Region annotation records
··········
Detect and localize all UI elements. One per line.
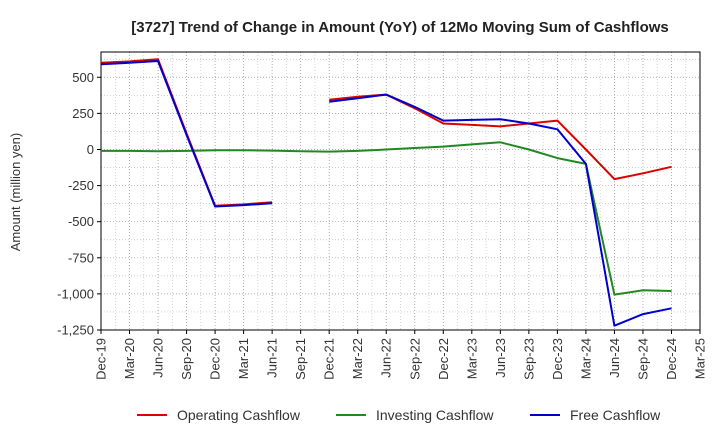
investing-cashflow-legend-label: Investing Cashflow [376,407,494,423]
x-tick-label: Mar-21 [236,338,251,379]
investing-cashflow-line [101,141,672,296]
operating-cashflow-legend-label: Operating Cashflow [177,407,301,423]
x-tick-label: Jun-24 [607,338,622,378]
y-tick-label: 500 [72,70,94,85]
y-tick-label: 0 [87,142,94,157]
y-axis: 500 250 0 -250 -500 -750 -1,000 -1,250 [57,70,101,338]
x-tick-label: Mar-23 [464,338,479,379]
x-tick-label: Dec-22 [436,338,451,380]
x-tick-label: Mar-22 [350,338,365,379]
grid [100,52,701,331]
y-tick-label: -250 [68,178,94,193]
y-tick-label: -1,250 [57,323,94,338]
x-tick-label: Sep-24 [635,338,650,380]
plot-frame [100,51,701,331]
x-tick-label: Sep-23 [521,338,536,380]
y-tick-label: -500 [68,214,94,229]
x-axis: Dec-19 Mar-20 Jun-20 Sep-20 Dec-20 Mar-21 Jun-… [94,330,708,380]
legend: Operating Cashflow Investing Cashflow Free… [137,407,661,423]
x-tick-label: Jun-23 [493,338,508,378]
x-tick-label: Sep-21 [293,338,308,380]
x-tick-label: Dec-19 [94,338,109,380]
x-tick-label: Mar-25 [693,338,708,379]
x-tick-label: Dec-24 [664,338,679,380]
y-tick-label: -1,000 [57,286,94,301]
x-tick-label: Jun-21 [265,338,280,378]
y-axis-label: Amount (million yen) [8,133,23,252]
x-tick-label: Dec-23 [550,338,565,380]
chart-title: [3727] Trend of Change in Amount (YoY) o… [131,19,669,36]
series-lines [100,58,672,327]
free-cashflow-line [100,60,672,327]
x-tick-label: Mar-20 [122,338,137,379]
free-cashflow-legend-label: Free Cashflow [570,407,661,423]
x-tick-label: Jun-20 [151,338,166,378]
y-tick-label: 250 [72,106,94,121]
x-tick-label: Sep-20 [179,338,194,380]
x-tick-label: Jun-22 [379,338,394,378]
x-tick-label: Dec-20 [208,338,223,380]
x-tick-label: Mar-24 [578,338,593,379]
y-tick-label: -750 [68,250,94,265]
x-tick-label: Sep-22 [407,338,422,380]
x-tick-label: Dec-21 [322,338,337,380]
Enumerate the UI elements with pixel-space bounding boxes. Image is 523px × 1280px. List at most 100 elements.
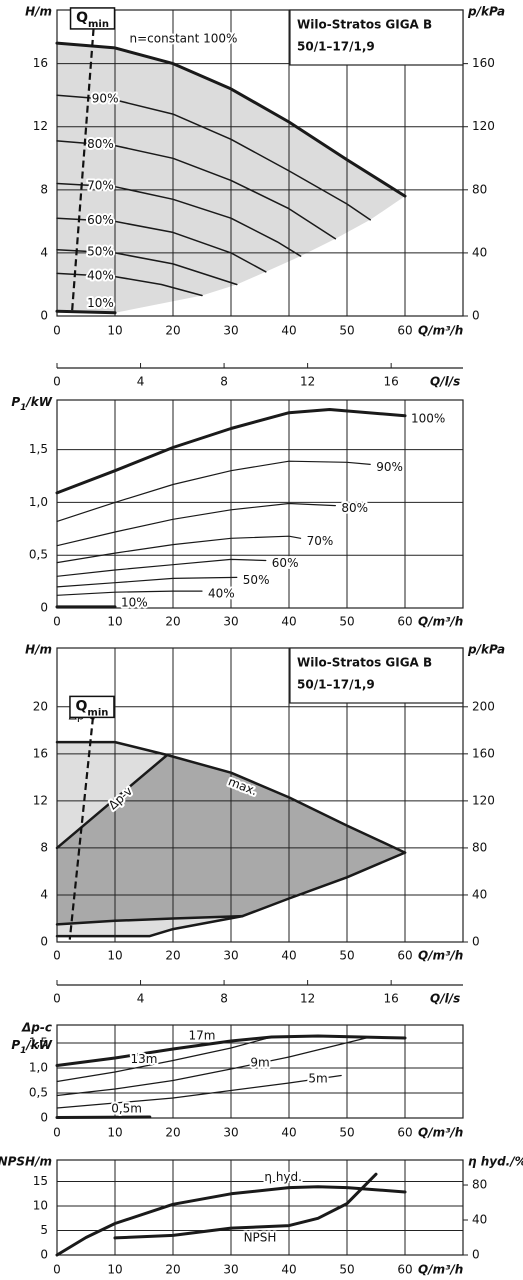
qmin-label: Qmin [76, 10, 109, 30]
y2-tick-label: 80 [472, 182, 487, 196]
curve-label: 90% [376, 460, 403, 474]
x2-tick-label: 0 [53, 375, 61, 389]
x2-axis-title: Q/l/s [430, 375, 460, 389]
x-tick-label: 20 [165, 949, 180, 963]
x-tick-label: 30 [223, 1126, 238, 1140]
y-tick-label: 16 [33, 746, 48, 760]
x-tick-label: 0 [53, 615, 61, 629]
curve-label: 80% [87, 137, 114, 151]
curve [56, 502, 336, 547]
x-tick-label: 30 [223, 615, 238, 629]
y2-tick-label: 160 [472, 56, 495, 70]
curve [55, 408, 407, 495]
qmin-label-sub: min [88, 18, 109, 29]
curve-label: 50% [87, 245, 114, 259]
qmin-label: Qmin [76, 698, 109, 718]
y2-tick-label: 160 [472, 746, 495, 760]
qmin-box [69, 7, 116, 30]
x-tick-label: 20 [165, 1126, 180, 1140]
axis-title-sub: 1 [20, 1046, 26, 1056]
y-tick-label: 12 [33, 793, 48, 807]
axis-title: H/m [25, 643, 52, 657]
curve-label: 10% [87, 296, 114, 310]
y2-tick-label: 120 [472, 793, 495, 807]
y2-axis-title: p/kPa [467, 643, 505, 657]
curve [56, 249, 238, 286]
curve [56, 182, 302, 257]
axis-title-sub: 1 [20, 403, 26, 413]
axis-title-part: /kW [24, 395, 52, 409]
axis-title: NPSH/m [0, 1155, 52, 1169]
curve [165, 753, 407, 854]
y2-axis-title: p/kPa [467, 5, 505, 19]
x-tick-label: 50 [339, 615, 354, 629]
chart-subtitle: 50/1–17/1,9 [297, 40, 375, 54]
curve [56, 94, 371, 221]
curve-label: 17m [189, 1029, 216, 1043]
curve [56, 460, 371, 522]
x2-tick-label: 0 [53, 992, 61, 1006]
x-tick-label: 0 [53, 949, 61, 963]
x-tick-label: 20 [165, 324, 180, 338]
x-tick-label: 60 [397, 324, 412, 338]
curve [56, 1074, 342, 1109]
plot-frame [56, 1159, 464, 1256]
curve [55, 309, 117, 315]
x-tick-label: 40 [281, 324, 296, 338]
curve [55, 753, 169, 850]
x2-tick-label: 16 [384, 375, 399, 389]
y2-tick-label: 0 [472, 935, 480, 949]
curve-label: 40% [208, 587, 235, 601]
y-tick-label: 4 [40, 887, 48, 901]
y2-tick-label: 80 [472, 840, 487, 854]
curve-label: 13m [131, 1052, 158, 1066]
x-tick-label: 10 [107, 949, 122, 963]
x-tick-label: 10 [107, 1126, 122, 1140]
x-tick-label: 40 [281, 1263, 296, 1277]
x-axis-title: Q/m³/h [418, 324, 463, 338]
curve [56, 535, 302, 564]
curve-label: 10% [121, 595, 148, 609]
y-tick-label: 8 [40, 182, 48, 196]
title-box [289, 647, 464, 704]
y2-tick-label: 200 [472, 699, 495, 713]
curve-label: 70% [87, 178, 114, 192]
qmin-label-part: Q [76, 698, 88, 714]
x-tick-label: 30 [223, 949, 238, 963]
x-tick-label: 30 [223, 324, 238, 338]
x-tick-label: 20 [165, 615, 180, 629]
x2-axis-title: Q/l/s [430, 992, 460, 1006]
x-tick-label: 40 [281, 1126, 296, 1140]
plot-frame [56, 1024, 464, 1119]
x2-tick-label: 8 [220, 992, 228, 1006]
y-tick-label: 1,0 [29, 1061, 48, 1075]
x-tick-label: 0 [53, 1126, 61, 1140]
x2-tick-label: 16 [384, 992, 399, 1006]
axis-title-part: /kW [24, 1038, 52, 1052]
curve [56, 558, 267, 577]
chart-subtitle: 50/1–17/1,9 [297, 678, 375, 692]
y2-tick-label: 80 [472, 1178, 487, 1192]
y-tick-label: 20 [33, 699, 48, 713]
curve [55, 1115, 152, 1119]
curve [55, 1034, 407, 1067]
y-tick-label: 0 [40, 1111, 48, 1125]
y-tick-label: 1,0 [29, 495, 48, 509]
x-tick-label: 0 [53, 324, 61, 338]
curve-label: 5m [308, 1071, 327, 1085]
x-tick-label: 50 [339, 949, 354, 963]
x2-tick-label: 4 [137, 375, 145, 389]
chart-title: Wilo-Stratos GIGA B [297, 18, 432, 32]
y2-tick-label: 0 [472, 1248, 480, 1262]
x-axis-title: Q/m³/h [418, 615, 463, 629]
chart-title: Wilo-Stratos GIGA B [297, 656, 432, 670]
x-tick-label: 50 [339, 1126, 354, 1140]
x-tick-label: 10 [107, 1263, 122, 1277]
curve [55, 740, 169, 757]
plot-frame [56, 9, 464, 317]
y-tick-label: 0 [40, 309, 48, 323]
x-tick-label: 40 [281, 949, 296, 963]
y-tick-label: 1,5 [29, 442, 48, 456]
y-tick-label: 16 [33, 56, 48, 70]
x2-tick-label: 12 [300, 375, 315, 389]
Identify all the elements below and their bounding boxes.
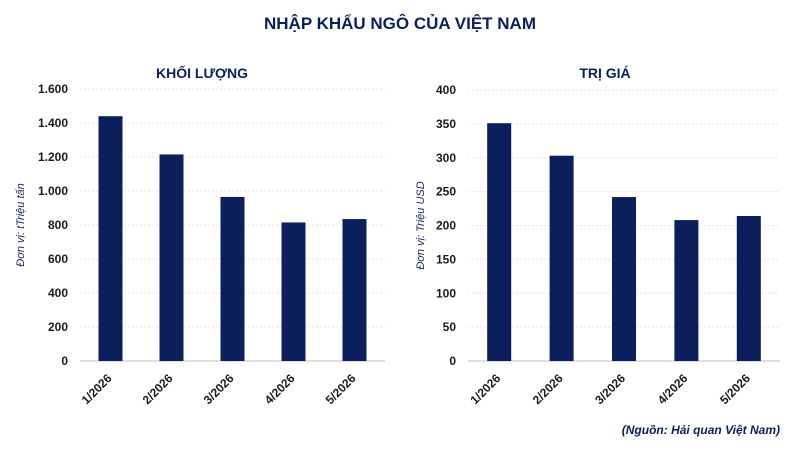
··········
→ EXERCISE GOAL
Can you render every line of the entries above as a numbered list, skipping blank lines and leaving out the pictures?

→ RESPONSE BELOW
1. Detect and localize all UI elements. One per line.
2. investing-cashflow-legend-label: Investing Cashflow [376,407,494,423]
3. x-tick-label: Mar-21 [236,338,251,379]
4. investing-cashflow-line [101,141,672,296]
5. operating-cashflow-legend-label: Operating Cashflow [177,407,301,423]
6. x-tick-label: Jun-24 [607,338,622,378]
7. y-tick-label: 500 [72,70,94,85]
8. y-tick-label: 0 [87,142,94,157]
9. y-axis: 500 250 0 -250 -500 -750 -1,000 -1,250 [57,70,101,338]
10. x-tick-label: Mar-23 [464,338,479,379]
11. x-tick-label: Dec-22 [436,338,451,380]
12. x-tick-label: Mar-22 [350,338,365,379]
13. grid [100,52,701,331]
14. y-tick-label: -250 [68,178,94,193]
15. y-tick-label: -1,250 [57,323,94,338]
16. x-tick-label: Sep-24 [635,338,650,380]
17. plot-frame [100,51,701,331]
18. x-tick-label: Sep-23 [521,338,536,380]
19. y-tick-label: -500 [68,214,94,229]
20. x-axis: Dec-19 Mar-20 Jun-20 Sep-20 Dec-20 Mar-21 Jun-… [94,330,708,380]
21. legend: Operating Cashflow Investing Cashflow Free… [137,407,661,423]
22. x-tick-label: Jun-23 [493,338,508,378]
23. x-tick-label: Sep-21 [293,338,308,380]
24. x-tick-label: Dec-19 [94,338,109,380]
25. x-tick-label: Mar-25 [693,338,708,379]
26. x-tick-label: Dec-24 [664,338,679,380]
27. y-tick-label: -1,000 [57,286,94,301]
28. x-tick-label: Jun-21 [265,338,280,378]
29. y-axis-label: Amount (million yen) [8,133,23,252]
30. x-tick-label: Dec-23 [550,338,565,380]
31. chart-title: [3727] Trend of Change in Amount (YoY) o… [131,19,669,36]
32. series-lines [100,58,672,327]
33. free-cashflow-line [100,60,672,327]
34. x-tick-label: Mar-20 [122,338,137,379]
35. free-cashflow-legend-label: Free Cashflow [570,407,661,423]
36. x-tick-label: Jun-20 [151,338,166,378]
37. y-tick-label: 250 [72,106,94,121]
38. x-tick-label: Sep-20 [179,338,194,380]
39. x-tick-label: Jun-22 [379,338,394,378]
40. x-tick-label: Dec-20 [208,338,223,380]
41. x-tick-label: Mar-24 [578,338,593,379]
42. y-tick-label: -750 [68,250,94,265]
43. x-tick-label: Sep-22 [407,338,422,380]
44. x-tick-label: Dec-21 [322,338,337,380]
45. Enumerate the UI elements with pixel-space bounding boxes. Image is 523px × 1280px. List at most 100 elements.
46. qmin-label: Qmin [76, 10, 109, 30]
47. y2-tick-label: 80 [472, 182, 487, 196]
48. curve-label: 90% [376, 460, 403, 474]
49. x2-tick-label: 0 [53, 375, 61, 389]
50. x2-axis-title: Q/l/s [430, 375, 460, 389]
51. x-tick-label: 20 [165, 949, 180, 963]
52. x-tick-label: 30 [223, 1126, 238, 1140]
53. y-tick-label: 16 [33, 746, 48, 760]
54. x-tick-label: 0 [53, 615, 61, 629]
55. curve-label: 80% [87, 137, 114, 151]
56. curve [56, 502, 336, 547]
57. x-tick-label: 30 [223, 615, 238, 629]
58. y2-tick-label: 160 [472, 56, 495, 70]
59. curve [55, 408, 407, 495]
60. qmin-label-sub: min [88, 18, 109, 29]
61. curve-label: 50% [87, 245, 114, 259]
62. qmin-label: Qmin [76, 698, 109, 718]
63. y2-tick-label: 160 [472, 746, 495, 760]
64. qmin-box [69, 7, 116, 30]
65. x-tick-label: 20 [165, 1126, 180, 1140]
66. axis-title-sub: 1 [20, 1046, 26, 1056]
67. y-tick-label: 12 [33, 793, 48, 807]
68. axis-title: H/m [25, 643, 52, 657]
69. curve-label: 10% [87, 296, 114, 310]
70. y2-tick-label: 120 [472, 793, 495, 807]
71. y2-axis-title: p/kPa [467, 643, 505, 657]
72. curve [56, 249, 238, 286]
73. curve [56, 182, 302, 257]
74. axis-title-sub: 1 [20, 403, 26, 413]
75. axis-title-part: /kW [24, 395, 52, 409]
76. axis-title: NPSH/m [0, 1155, 52, 1169]
77. curve [165, 753, 407, 854]
78. y2-axis-title: p/kPa [467, 5, 505, 19]
79. x-tick-label: 50 [339, 615, 354, 629]
80. chart-subtitle: 50/1–17/1,9 [297, 40, 375, 54]
81. curve [56, 94, 371, 221]
82. curve-label: 17m [189, 1029, 216, 1043]
83. curve [56, 460, 371, 522]
84. x2-tick-label: 0 [53, 992, 61, 1006]
85. x-tick-label: 0 [53, 949, 61, 963]
86. x-tick-label: 20 [165, 324, 180, 338]
87. x-tick-label: 60 [397, 324, 412, 338]
88. curve [56, 1074, 342, 1109]
89. plot-frame [56, 1159, 464, 1256]
90. curve [55, 309, 117, 315]
91. x-tick-label: 40 [281, 324, 296, 338]
92. curve [55, 753, 169, 850]
93. x2-tick-label: 16 [384, 375, 399, 389]
94. y2-tick-label: 0 [472, 935, 480, 949]
95. curve-label: 40% [208, 587, 235, 601]
96. y-tick-label: 4 [40, 887, 48, 901]
97. y2-tick-label: 80 [472, 840, 487, 854]
98. curve-label: 13m [131, 1052, 158, 1066]
99. x-tick-label: 10 [107, 949, 122, 963]
100. x-tick-label: 10 [107, 1126, 122, 1140]
101. x-tick-label: 40 [281, 1263, 296, 1277]
102. x-axis-title: Q/m³/h [418, 324, 463, 338]
103. curve [56, 535, 302, 564]
104. curve-label: 10% [121, 595, 148, 609]
105. y-tick-label: 8 [40, 182, 48, 196]
106. title-box [289, 647, 464, 704]
107. y2-tick-label: 200 [472, 699, 495, 713]
108. curve-label: 70% [87, 178, 114, 192]
109. qmin-label-part: Q [76, 698, 88, 714]
110. x-tick-label: 30 [223, 949, 238, 963]
111. x-tick-label: 30 [223, 324, 238, 338]
112. x-tick-label: 20 [165, 615, 180, 629]
113. x2-axis-title: Q/l/s [430, 992, 460, 1006]
114. x-tick-label: 40 [281, 1126, 296, 1140]
115. plot-frame [56, 1024, 464, 1119]
116. x2-tick-label: 8 [220, 992, 228, 1006]
117. y-tick-label: 1,0 [29, 1061, 48, 1075]
118. x-tick-label: 0 [53, 1126, 61, 1140]
119. x2-tick-label: 16 [384, 992, 399, 1006]
120. axis-title-part: /kW [24, 1038, 52, 1052]
121. curve [56, 558, 267, 577]
122. chart-subtitle: 50/1–17/1,9 [297, 678, 375, 692]
123. y2-tick-label: 80 [472, 1178, 487, 1192]
124. y-tick-label: 20 [33, 699, 48, 713]
125. curve [55, 1115, 152, 1119]
126. curve [55, 1034, 407, 1067]
127. y-tick-label: 0 [40, 1111, 48, 1125]
128. y-tick-label: 1,0 [29, 495, 48, 509]
129. x-tick-label: 0 [53, 324, 61, 338]
130. curve-label: 5m [308, 1071, 327, 1085]
131. x-tick-label: 50 [339, 949, 354, 963]
132. x2-tick-label: 4 [137, 375, 145, 389]
133. chart-title: Wilo-Stratos GIGA B [297, 18, 432, 32]
134. y2-tick-label: 0 [472, 1248, 480, 1262]
135. x-axis-title: Q/m³/h [418, 615, 463, 629]
136. chart-title: Wilo-Stratos GIGA B [297, 656, 432, 670]
137. x-tick-label: 50 [339, 1126, 354, 1140]
138. x-tick-label: 10 [107, 1263, 122, 1277]
139. curve [55, 740, 169, 757]
140. plot-frame [56, 9, 464, 317]
141. y-tick-label: 0 [40, 309, 48, 323]
142. x-tick-label: 40 [281, 949, 296, 963]
143. y-tick-label: 1,5 [29, 442, 48, 456]
144. y-tick-label: 16 [33, 56, 48, 70]
145. x2-tick-label: 12 [300, 375, 315, 389]
146. Identify all the elements below and their bounding boxes.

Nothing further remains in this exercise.